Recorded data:
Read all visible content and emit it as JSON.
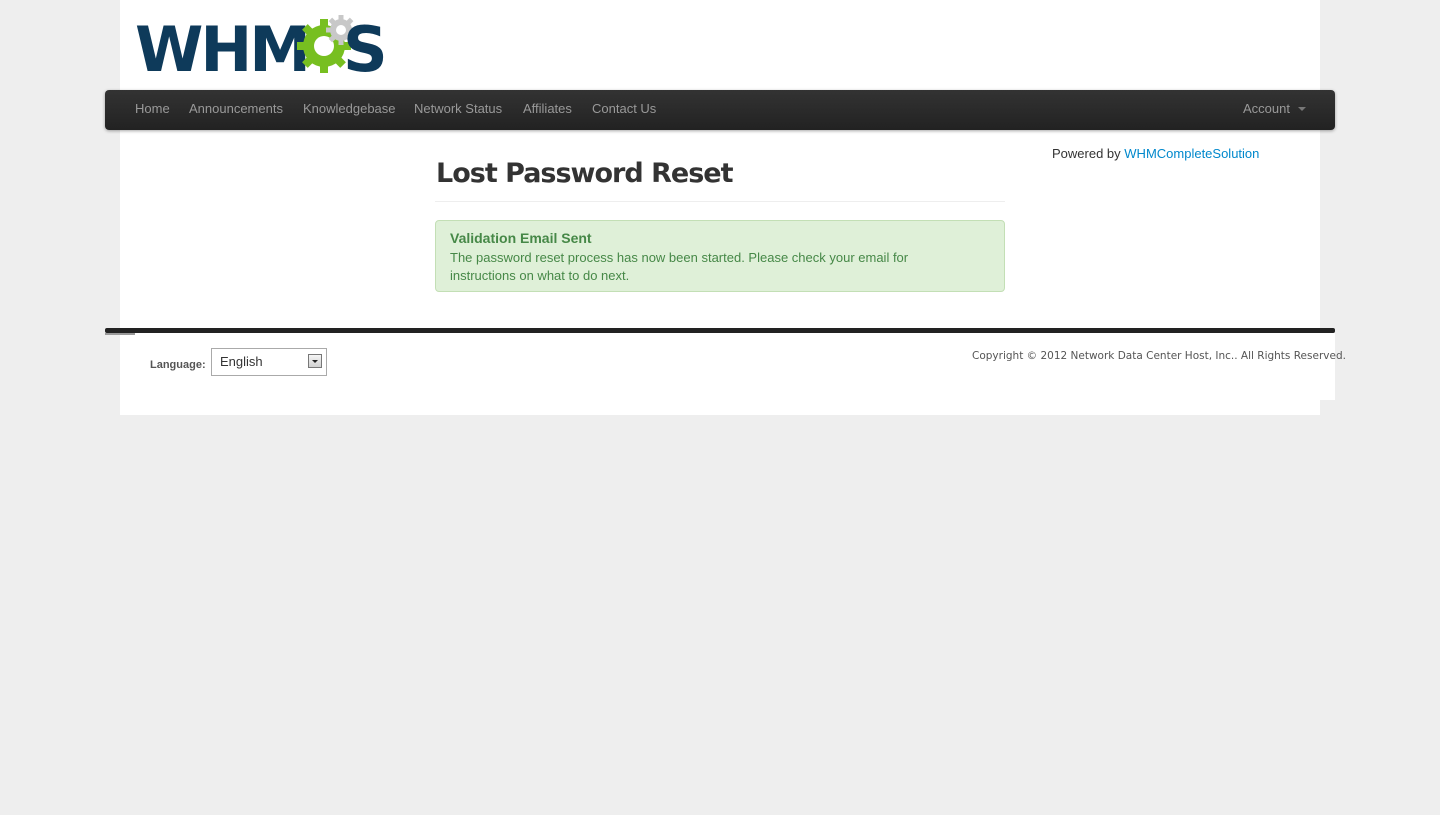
{
  "brand": {
    "logo_text": "WHMCS",
    "colors": {
      "dark": "#0e3a5a",
      "green": "#77bf20",
      "gray": "#c8c8c8"
    }
  },
  "navbar": {
    "items": [
      {
        "label": "Home"
      },
      {
        "label": "Announcements"
      },
      {
        "label": "Knowledgebase"
      },
      {
        "label": "Network Status"
      },
      {
        "label": "Affiliates"
      },
      {
        "label": "Contact Us"
      }
    ],
    "account_label": "Account"
  },
  "main": {
    "title": "Lost Password Reset",
    "alert": {
      "title": "Validation Email Sent",
      "body": "The password reset process has now been started. Please check your email for instructions on what to do next."
    }
  },
  "sidebar": {
    "powered_prefix": "Powered by",
    "powered_link": "WHMCompleteSolution"
  },
  "footer": {
    "language_label": "Language:",
    "language_value": "English",
    "copyright": "Copyright © 2012 Network Data Center Host, Inc.. All Rights Reserved."
  }
}
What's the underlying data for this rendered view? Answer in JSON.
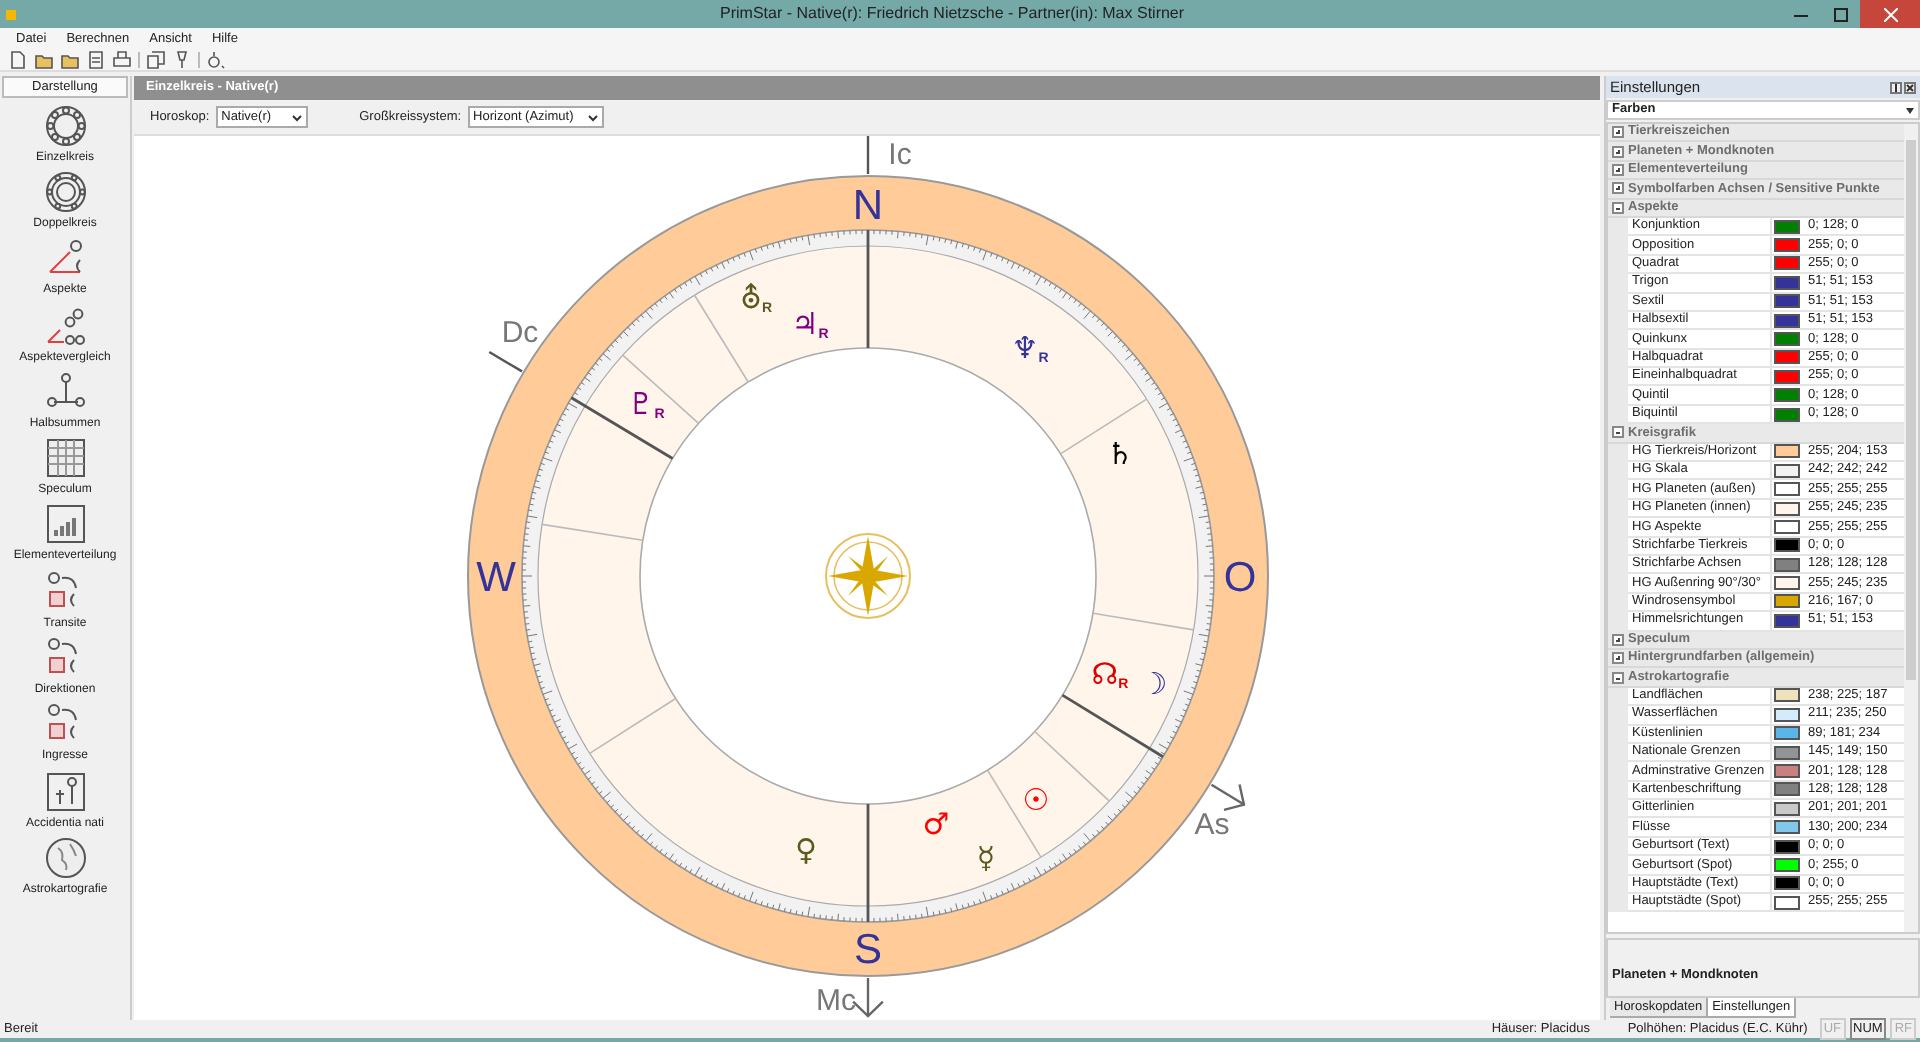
{
  "window": {
    "title": "PrimStar - Native(r): Friedrich Nietzsche - Partner(in): Max Stirner"
  },
  "menu": [
    "Datei",
    "Berechnen",
    "Ansicht",
    "Hilfe"
  ],
  "sidebar": {
    "title": "Darstellung",
    "items": [
      {
        "label": "Einzelkreis",
        "kind": "ring"
      },
      {
        "label": "Doppelkreis",
        "kind": "double"
      },
      {
        "label": "Aspekte",
        "kind": "aspect"
      },
      {
        "label": "Aspektevergleich",
        "kind": "compare"
      },
      {
        "label": "Halbsummen",
        "kind": "midpoint"
      },
      {
        "label": "Speculum",
        "kind": "grid"
      },
      {
        "label": "Elementeverteilung",
        "kind": "bars"
      },
      {
        "label": "Transite",
        "kind": "transit"
      },
      {
        "label": "Direktionen",
        "kind": "direction"
      },
      {
        "label": "Ingresse",
        "kind": "ingress"
      },
      {
        "label": "Accidentia nati",
        "kind": "accident"
      },
      {
        "label": "Astrokartografie",
        "kind": "globe"
      }
    ]
  },
  "document": {
    "title": "Einzelkreis - Native(r)",
    "options": [
      {
        "label": "Horoskop:",
        "value": "Native(r)"
      },
      {
        "label": "Großkreissystem:",
        "value": "Horizont (Azimut)"
      }
    ]
  },
  "chart": {
    "directions": [
      "N",
      "O",
      "S",
      "W"
    ],
    "axes": [
      {
        "label": "Ic",
        "kind": "line"
      },
      {
        "label": "Dc",
        "kind": "line"
      },
      {
        "label": "As",
        "kind": "arrow"
      },
      {
        "label": "Mc",
        "kind": "arrow"
      }
    ],
    "planets": [
      {
        "glyph": "⛢",
        "retro": "R",
        "color": "#5a5a1e"
      },
      {
        "glyph": "♃",
        "retro": "R",
        "color": "#800080"
      },
      {
        "glyph": "♆",
        "retro": "R",
        "color": "#333399"
      },
      {
        "glyph": "♄",
        "color": "#000000"
      },
      {
        "glyph": "♇",
        "retro": "R",
        "color": "#800080"
      },
      {
        "glyph": "☊",
        "retro": "R",
        "color": "#e00000"
      },
      {
        "glyph": "☽",
        "color": "#333399"
      },
      {
        "glyph": "☉",
        "color": "#ff0000"
      },
      {
        "glyph": "♂",
        "color": "#ff0000"
      },
      {
        "glyph": "☿",
        "color": "#5a5a1e"
      },
      {
        "glyph": "♀",
        "color": "#5a5a1e"
      }
    ]
  },
  "settings": {
    "title": "Einstellungen",
    "selector": "Farben",
    "groups": [
      {
        "label": "Tierkreiszeichen",
        "expanded": false
      },
      {
        "label": "Planeten + Mondknoten",
        "expanded": false
      },
      {
        "label": "Elementeverteilung",
        "expanded": false
      },
      {
        "label": "Symbolfarben Achsen / Sensitive Punkte",
        "expanded": false
      },
      {
        "label": "Aspekte",
        "expanded": true,
        "items": [
          {
            "label": "Konjunktion",
            "value": "0; 128; 0",
            "color": "#008000"
          },
          {
            "label": "Opposition",
            "value": "255; 0; 0",
            "color": "#ff0000"
          },
          {
            "label": "Quadrat",
            "value": "255; 0; 0",
            "color": "#ff0000"
          },
          {
            "label": "Trigon",
            "value": "51; 51; 153",
            "color": "#333399"
          },
          {
            "label": "Sextil",
            "value": "51; 51; 153",
            "color": "#333399"
          },
          {
            "label": "Halbsextil",
            "value": "51; 51; 153",
            "color": "#333399"
          },
          {
            "label": "Quinkunx",
            "value": "0; 128; 0",
            "color": "#008000"
          },
          {
            "label": "Halbquadrat",
            "value": "255; 0; 0",
            "color": "#ff0000"
          },
          {
            "label": "Eineinhalbquadrat",
            "value": "255; 0; 0",
            "color": "#ff0000"
          },
          {
            "label": "Quintil",
            "value": "0; 128; 0",
            "color": "#008000"
          },
          {
            "label": "Biquintil",
            "value": "0; 128; 0",
            "color": "#008000"
          }
        ]
      },
      {
        "label": "Kreisgrafik",
        "expanded": true,
        "items": [
          {
            "label": "HG Tierkreis/Horizont",
            "value": "255; 204; 153",
            "color": "#ffcc99"
          },
          {
            "label": "HG Skala",
            "value": "242; 242; 242",
            "color": "#f2f2f2"
          },
          {
            "label": "HG Planeten (außen)",
            "value": "255; 255; 255",
            "color": "#ffffff"
          },
          {
            "label": "HG Planeten (innen)",
            "value": "255; 245; 235",
            "color": "#fff5eb"
          },
          {
            "label": "HG Aspekte",
            "value": "255; 255; 255",
            "color": "#ffffff"
          },
          {
            "label": "Strichfarbe Tierkreis",
            "value": "0; 0; 0",
            "color": "#000000"
          },
          {
            "label": "Strichfarbe Achsen",
            "value": "128; 128; 128",
            "color": "#808080"
          },
          {
            "label": "HG Außenring 90°/30°",
            "value": "255; 245; 235",
            "color": "#fff5eb"
          },
          {
            "label": "Windrosensymbol",
            "value": "216; 167; 0",
            "color": "#d8a700"
          },
          {
            "label": "Himmelsrichtungen",
            "value": "51; 51; 153",
            "color": "#333399"
          }
        ]
      },
      {
        "label": "Speculum",
        "expanded": false
      },
      {
        "label": "Hintergrundfarben (allgemein)",
        "expanded": false
      },
      {
        "label": "Astrokartografie",
        "expanded": true,
        "items": [
          {
            "label": "Landflächen",
            "value": "238; 225; 187",
            "color": "#eee1bb"
          },
          {
            "label": "Wasserflächen",
            "value": "211; 235; 250",
            "color": "#d3ebfa"
          },
          {
            "label": "Küstenlinien",
            "value": "89; 181; 234",
            "color": "#59b5ea"
          },
          {
            "label": "Nationale Grenzen",
            "value": "145; 149; 150",
            "color": "#919596"
          },
          {
            "label": "Adminstrative Grenzen",
            "value": "201; 128; 128",
            "color": "#c98080"
          },
          {
            "label": "Kartenbeschriftung",
            "value": "128; 128; 128",
            "color": "#808080"
          },
          {
            "label": "Gitterlinien",
            "value": "201; 201; 201",
            "color": "#c9c9c9"
          },
          {
            "label": "Flüsse",
            "value": "130; 200; 234",
            "color": "#82c8ea"
          },
          {
            "label": "Geburtsort (Text)",
            "value": "0; 0; 0",
            "color": "#000000"
          },
          {
            "label": "Geburtsort (Spot)",
            "value": "0; 255; 0",
            "color": "#00ff00"
          },
          {
            "label": "Hauptstädte (Text)",
            "value": "0; 0; 0",
            "color": "#000000"
          },
          {
            "label": "Hauptstädte (Spot)",
            "value": "255; 255; 255",
            "color": "#ffffff"
          }
        ]
      }
    ],
    "description": "Planeten + Mondknoten",
    "tabs": [
      {
        "label": "Horoskopdaten",
        "selected": false
      },
      {
        "label": "Einstellungen",
        "selected": true
      }
    ]
  },
  "status_bar": {
    "text": "Bereit",
    "cells": [
      "Häuser: Placidus",
      "Polhöhen: Placidus (E.C. Kühr)"
    ],
    "indicators": [
      {
        "label": "UF",
        "on": false
      },
      {
        "label": "NUM",
        "on": true
      },
      {
        "label": "RF",
        "on": false
      }
    ]
  }
}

*Instructions to follow*. Copy out each line of the material that holds the word "Strichfarbe".

*Output for this task*.
            "label": "Strichfarbe Tierkreis",
            "label": "Strichfarbe Achsen",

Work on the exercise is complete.